↓

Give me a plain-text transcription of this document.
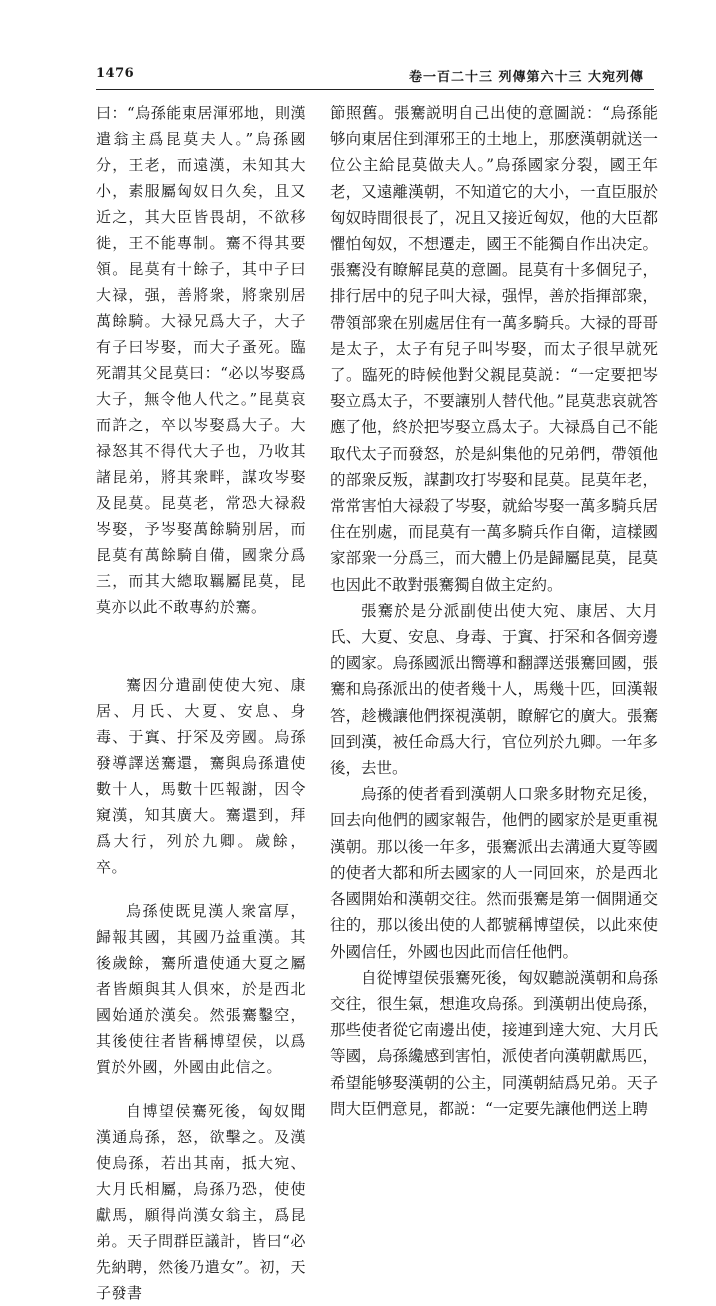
1476	卷一百二十三 列傳第六十三 大宛列傳

曰：“烏孫能東居渾邪地，則漢遣翁主爲昆莫夫人。”烏孫國分，王老，而遠漢，未知其大小，素服屬匈奴日久矣，且又近之，其大臣皆畏胡，不欲移徙，王不能專制。騫不得其要領。昆莫有十餘子，其中子曰大禄，强，善將衆，將衆别居萬餘騎。大禄兄爲大子，大子有子曰岑娶，而大子蚤死。臨死謂其父昆莫曰：“必以岑娶爲大子，無令他人代之。”昆莫哀而許之，卒以岑娶爲大子。大禄怒其不得代大子也，乃收其諸昆弟，將其衆畔，謀攻岑娶及昆莫。昆莫老，常恐大禄殺岑娶，予岑娶萬餘騎别居，而昆莫有萬餘騎自備，國衆分爲三，而其大總取羈屬昆莫，昆莫亦以此不敢專約於騫。

騫因分遣副使使大宛、康居、月氏、大夏、安息、身毒、于窴、扜罙及旁國。烏孫發導譯送騫還，騫與烏孫遣使數十人，馬數十匹報謝，因令窺漢，知其廣大。騫還到，拜爲大行，列於九卿。歲餘，卒。

烏孫使既見漢人衆富厚，歸報其國，其國乃益重漢。其後歲餘，騫所遣使通大夏之屬者皆頗與其人俱來，於是西北國始通於漢矣。然張騫鑿空，其後使往者皆稱博望侯，以爲質於外國，外國由此信之。

自博望侯騫死後，匈奴聞漢通烏孫，怒，欲擊之。及漢使烏孫，若出其南，抵大宛、大月氏相屬，烏孫乃恐，使使獻馬，願得尚漢女翁主，爲昆弟。天子問群臣議計，皆曰“必先納聘，然後乃遣女”。初，天子發書

節照舊。張騫説明自己出使的意圖説：“烏孫能够向東居住到渾邪王的土地上，那麽漢朝就送一位公主給昆莫做夫人。”烏孫國家分裂，國王年老，又遠離漢朝，不知道它的大小，一直臣服於匈奴時間很長了，况且又接近匈奴，他的大臣都懼怕匈奴，不想遷走，國王不能獨自作出决定。張騫没有瞭解昆莫的意圖。昆莫有十多個兒子，排行居中的兒子叫大禄，强悍，善於指揮部衆，帶領部衆在别處居住有一萬多騎兵。大禄的哥哥是太子，太子有兒子叫岑娶，而太子很早就死了。臨死的時候他對父親昆莫説：“一定要把岑娶立爲太子，不要讓别人替代他。”昆莫悲哀就答應了他，終於把岑娶立爲太子。大禄爲自己不能取代太子而發怒，於是糾集他的兄弟們，帶領他的部衆反叛，謀劃攻打岑娶和昆莫。昆莫年老，常常害怕大禄殺了岑娶，就給岑娶一萬多騎兵居住在别處，而昆莫有一萬多騎兵作自衛，這樣國家部衆一分爲三，而大體上仍是歸屬昆莫，昆莫也因此不敢對張騫獨自做主定約。

張騫於是分派副使出使大宛、康居、大月氏、大夏、安息、身毒、于窴、扜罙和各個旁邊的國家。烏孫國派出嚮導和翻譯送張騫回國，張騫和烏孫派出的使者幾十人，馬幾十匹，回漢報答，趁機讓他們探視漢朝，瞭解它的廣大。張騫回到漢，被任命爲大行，官位列於九卿。一年多後，去世。

烏孫的使者看到漢朝人口衆多財物充足後，回去向他們的國家報告，他們的國家於是更重視漢朝。那以後一年多，張騫派出去溝通大夏等國的使者大都和所去國家的人一同回來，於是西北各國開始和漢朝交往。然而張騫是第一個開通交往的，那以後出使的人都號稱博望侯，以此來使外國信任，外國也因此而信任他們。

自從博望侯張騫死後，匈奴聽説漢朝和烏孫交往，很生氣，想進攻烏孫。到漢朝出使烏孫，那些使者從它南邊出使，接連到達大宛、大月氏等國，烏孫纔感到害怕，派使者向漢朝獻馬匹，希望能够娶漢朝的公主，同漢朝結爲兄弟。天子問大臣們意見，都説：“一定要先讓他們送上聘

↑

- _PROBLEM REQUIREMENTS_
Your task is to copy the entries in full and exactly, without any images.

- _SOLUTION TO THE PROBLEM_
Give me a plain-text transcription of this document.
1476	卷一百二十三 列傳第六十三 大宛列傳

曰：“烏孫能東居渾邪地，則漢遣翁主爲昆莫夫人。”烏孫國分，王老，而遠漢，未知其大小，素服屬匈奴日久矣，且又近之，其大臣皆畏胡，不欲移徙，王不能專制。騫不得其要領。昆莫有十餘子，其中子曰大禄，强，善將衆，將衆别居萬餘騎。大禄兄爲大子，大子有子曰岑娶，而大子蚤死。臨死謂其父昆莫曰：“必以岑娶爲大子，無令他人代之。”昆莫哀而許之，卒以岑娶爲大子。大禄怒其不得代大子也，乃收其諸昆弟，將其衆畔，謀攻岑娶及昆莫。昆莫老，常恐大禄殺岑娶，予岑娶萬餘騎别居，而昆莫有萬餘騎自備，國衆分爲三，而其大總取羈屬昆莫，昆莫亦以此不敢專約於騫。

騫因分遣副使使大宛、康居、月氏、大夏、安息、身毒、于窴、扜罙及旁國。烏孫發導譯送騫還，騫與烏孫遣使數十人，馬數十匹報謝，因令窺漢，知其廣大。騫還到，拜爲大行，列於九卿。歲餘，卒。

烏孫使既見漢人衆富厚，歸報其國，其國乃益重漢。其後歲餘，騫所遣使通大夏之屬者皆頗與其人俱來，於是西北國始通於漢矣。然張騫鑿空，其後使往者皆稱博望侯，以爲質於外國，外國由此信之。

自博望侯騫死後，匈奴聞漢通烏孫，怒，欲擊之。及漢使烏孫，若出其南，抵大宛、大月氏相屬，烏孫乃恐，使使獻馬，願得尚漢女翁主，爲昆弟。天子問群臣議計，皆曰“必先納聘，然後乃遣女”。初，天子發書

節照舊。張騫説明自己出使的意圖説：“烏孫能够向東居住到渾邪王的土地上，那麽漢朝就送一位公主給昆莫做夫人。”烏孫國家分裂，國王年老，又遠離漢朝，不知道它的大小，一直臣服於匈奴時間很長了，况且又接近匈奴，他的大臣都懼怕匈奴，不想遷走，國王不能獨自作出决定。張騫没有瞭解昆莫的意圖。昆莫有十多個兒子，排行居中的兒子叫大禄，强悍，善於指揮部衆，帶領部衆在别處居住有一萬多騎兵。大禄的哥哥是太子，太子有兒子叫岑娶，而太子很早就死了。臨死的時候他對父親昆莫説：“一定要把岑娶立爲太子，不要讓别人替代他。”昆莫悲哀就答應了他，終於把岑娶立爲太子。大禄爲自己不能取代太子而發怒，於是糾集他的兄弟們，帶領他的部衆反叛，謀劃攻打岑娶和昆莫。昆莫年老，常常害怕大禄殺了岑娶，就給岑娶一萬多騎兵居住在别處，而昆莫有一萬多騎兵作自衛，這樣國家部衆一分爲三，而大體上仍是歸屬昆莫，昆莫也因此不敢對張騫獨自做主定約。

張騫於是分派副使出使大宛、康居、大月氏、大夏、安息、身毒、于窴、扜罙和各個旁邊的國家。烏孫國派出嚮導和翻譯送張騫回國，張騫和烏孫派出的使者幾十人，馬幾十匹，回漢報答，趁機讓他們探視漢朝，瞭解它的廣大。張騫回到漢，被任命爲大行，官位列於九卿。一年多後，去世。

烏孫的使者看到漢朝人口衆多財物充足後，回去向他們的國家報告，他們的國家於是更重視漢朝。那以後一年多，張騫派出去溝通大夏等國的使者大都和所去國家的人一同回來，於是西北各國開始和漢朝交往。然而張騫是第一個開通交往的，那以後出使的人都號稱博望侯，以此來使外國信任，外國也因此而信任他們。

自從博望侯張騫死後，匈奴聽説漢朝和烏孫交往，很生氣，想進攻烏孫。到漢朝出使烏孫，那些使者從它南邊出使，接連到達大宛、大月氏等國，烏孫纔感到害怕，派使者向漢朝獻馬匹，希望能够娶漢朝的公主，同漢朝結爲兄弟。天子問大臣們意見，都説：“一定要先讓他們送上聘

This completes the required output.